Why do actors fail to look in the way boxers look: seeking ways to win their character’s objectives, goals, and victories? Perhaps out of fear that actually looking purposefully at a fellow actor will make them forget their next line. Or that by delving too deeply into emotional conflict with—or attraction to—other actors on stage with them, they might fall out of character. Or they may deliberately close their eyes (physically or figuratively), with the notion that they are displaying the “action” of “reflecting” on their character’s current situation, or even summoning up some event in their personal lives to stimulate their emotions, as Stanislavsky and Lee Strasberg proposed at various times under the rubrics of “affective memory” or “emotional recall.” Such reveries on stage are rarely successful, and Stanislavsky more or less repudiated these notions in his later writings.
Often this “refusal to look” is utterly unconscious. I once directed a student actor who, while very handsome and well-spoken, would literally close his eyes during the first word or two of every speech he gave. I pointed this out to him several times, but he adamantly denied doing it—until I trained a video camera on him and played back his performance. He was stunned, but still had difficulty kicking this obviously ingrained habit.
Looking doesn’t mean staring, however. Indeed, the fixed stare is as much an indication of lifelessness as the vacant stare, each implying that the character is dead or, worse, “dead behind the eyes.” When we are actively looking at an object instead of just staring at it, our eyes are in constant motion as they scan the object under investigation. This is not a fluid process such as, for instance, panning a movie camera. Rather, our eyes scan an object in a rapid sequence of jerky eyeball movements, which can shift our focus several times a second from one spot to another. These shifts—which we are rarely consciously aware of—are called saccades. Regulated by our unconsciously operating autonomic nervous system, these lightning-fast eyeball movements can happen as frequently as every twenty milliseconds (that is to say, up to fifty times a second); they are, in fact, the fastest movements made by the human body. Collectively, saccades send a series of micro-images to our brains, which assemble them into the overall pattern that we think we see as a complete image. What we actually see, however, is a constantly changing and infinitely complex mosaic. Our eyes orchestrate a mental pointillism that continuously compiles thousands of tiny visual fragments into what is very like a Georges Seurat painting.

★ ★ ★

- [YOUR GOAL] From the passage on how actors look on stage, set down the text between "Why do actors" and "his later writings.", inclusive. None of the material that follows is needed here.

★ ★ ★

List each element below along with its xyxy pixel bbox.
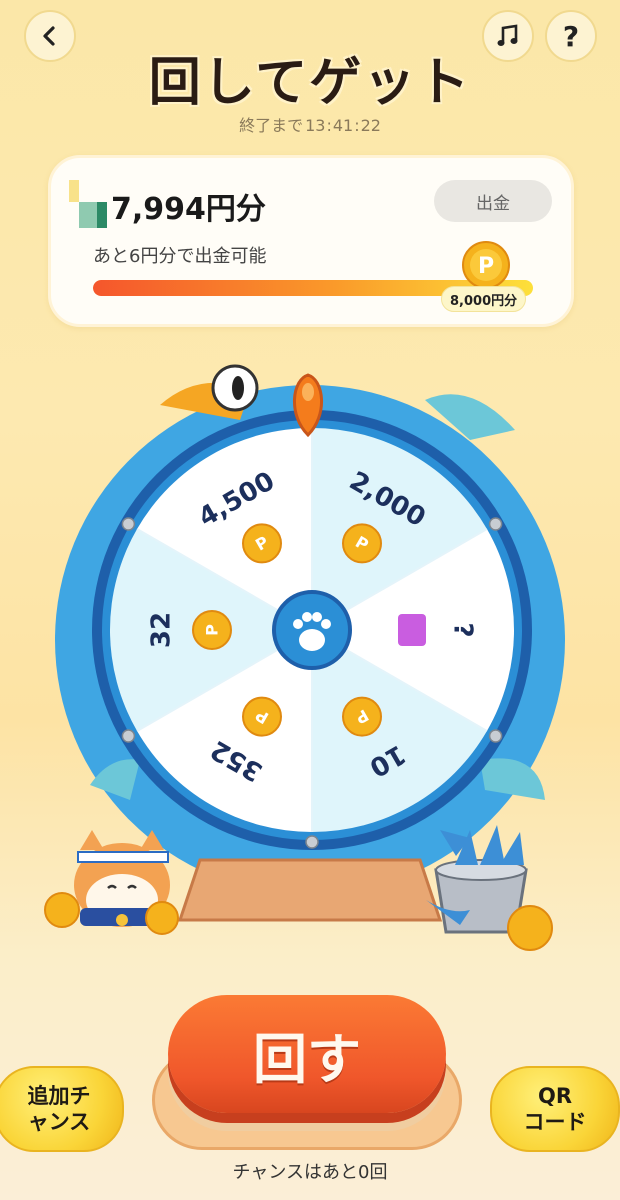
qr-label-2: コード: [523, 1110, 587, 1134]
prize-wheel: 4,500P2,000P?10P352P32 P: [44, 364, 565, 951]
extra-chance-button[interactable]: 追加チ ャンス: [0, 1066, 124, 1152]
wheel-pin: [121, 517, 136, 531]
countdown-minutes: 41: [332, 116, 354, 135]
wheel-pin: [488, 729, 503, 743]
progress-message: あと6円分で出金可能: [93, 246, 267, 267]
wheel-segment-label: ?: [448, 622, 478, 637]
coin-decoration: [507, 905, 553, 951]
cash-icon: [69, 180, 111, 230]
spin-button[interactable]: 回す: [168, 995, 446, 1113]
balance-amount: 7,994円分: [111, 192, 266, 227]
page-title: 回してゲット: [148, 53, 472, 113]
wheel-pin: [121, 729, 136, 743]
balance-card: 7,994円分 出金 あと6円分で出金可能 P 8,000円分: [48, 155, 574, 327]
coin-decoration: [145, 901, 179, 935]
countdown-hours: 13: [305, 116, 326, 135]
wheel-segment-label: 32: [147, 612, 177, 648]
withdraw-button[interactable]: 出金: [434, 180, 552, 222]
goal-label: 8,000円分: [441, 286, 527, 312]
wheel-stand: [177, 858, 443, 922]
extra-chance-label-2: ャンス: [27, 1110, 91, 1134]
extra-chance-label-1: 追加チ: [27, 1083, 91, 1108]
countdown-prefix: 終了まで: [239, 116, 304, 135]
qr-label-1: QR: [537, 1083, 573, 1108]
qr-code-button[interactable]: QR コード: [490, 1066, 620, 1152]
countdown-seconds: 22: [360, 116, 381, 135]
chances-remaining: チャンスはあと0回: [232, 1162, 388, 1183]
countdown-timer: 終了まで 13:41:22: [239, 116, 381, 135]
wheel-pin: [305, 835, 319, 849]
coin-decoration: [44, 892, 80, 928]
wheel-pin: [488, 517, 503, 531]
gift-box-icon: [398, 614, 426, 646]
point-coin-icon: P: [462, 241, 510, 289]
coin-letter: P: [203, 624, 222, 636]
coin-letter: P: [478, 254, 494, 279]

★ ★ ★

- [WORKED ANSWER]
Why do actors fail to look in the way boxers look: seeking ways to win their character’s objectives, goals, and victories? Perhaps out of fear that actually looking purposefully at a fellow actor will make them forget their next line. Or that by delving too deeply into emotional conflict with—or attraction to—other actors on stage with them, they might fall out of character. Or they may deliberately close their eyes (physically or figuratively), with the notion that they are displaying the “action” of “reflecting” on their character’s current situation, or even summoning up some event in their personal lives to stimulate their emotions, as Stanislavsky and Lee Strasberg proposed at various times under the rubrics of “affective memory” or “emotional recall.” Such reveries on stage are rarely successful, and Stanislavsky more or less repudiated these notions in his later writings.